------ DATA ENTRIES ------

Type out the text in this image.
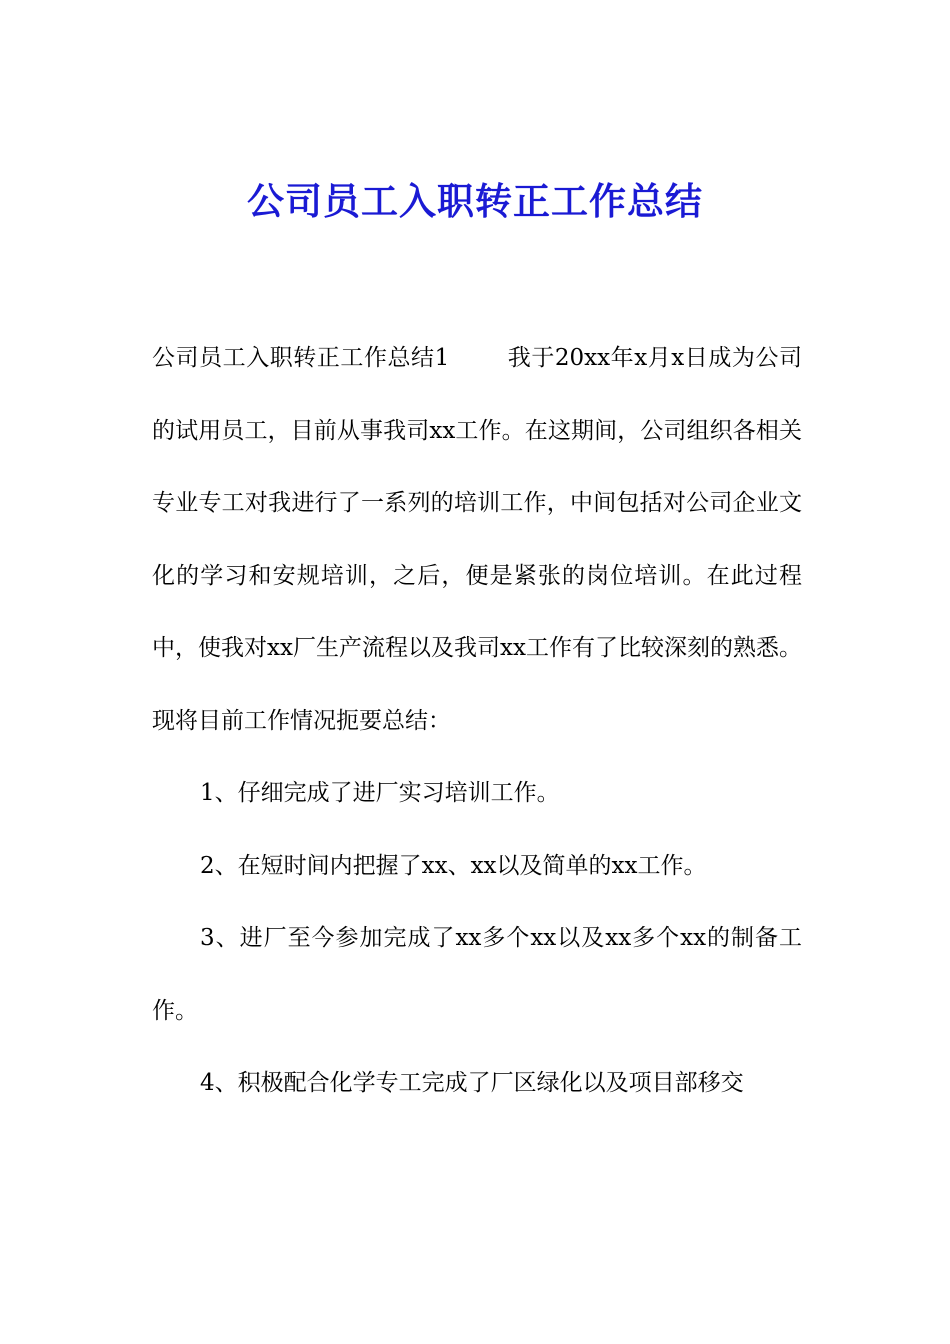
公司员工入职转正工作总结

公司员工入职转正工作总结1	我于20xx年x月x日成为公司的试用员工，目前从事我司xx工作。在这期间，公司组织各相关专业专工对我进行了一系列的培训工作，中间包括对公司企业文化的学习和安规培训，之后，便是紧张的岗位培训。在此过程中，使我对xx厂生产流程以及我司xx工作有了比较深刻的熟悉。现将目前工作情况扼要总结：

1、仔细完成了进厂实习培训工作。

2、在短时间内把握了xx、xx以及简单的xx工作。

3、进厂至今参加完成了xx多个xx以及xx多个xx的制备工作。

4、积极配合化学专工完成了厂区绿化以及项目部移交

------

Transcribe the whole listing exactly. Pictures stay out of your copy.

Type out the text in this image.
公司员工入职转正工作总结

公司员工入职转正工作总结1	我于20xx年x月x日成为公司的试用员工，目前从事我司xx工作。在这期间，公司组织各相关专业专工对我进行了一系列的培训工作，中间包括对公司企业文化的学习和安规培训，之后，便是紧张的岗位培训。在此过程中，使我对xx厂生产流程以及我司xx工作有了比较深刻的熟悉。现将目前工作情况扼要总结：

1、仔细完成了进厂实习培训工作。

2、在短时间内把握了xx、xx以及简单的xx工作。

3、进厂至今参加完成了xx多个xx以及xx多个xx的制备工作。

4、积极配合化学专工完成了厂区绿化以及项目部移交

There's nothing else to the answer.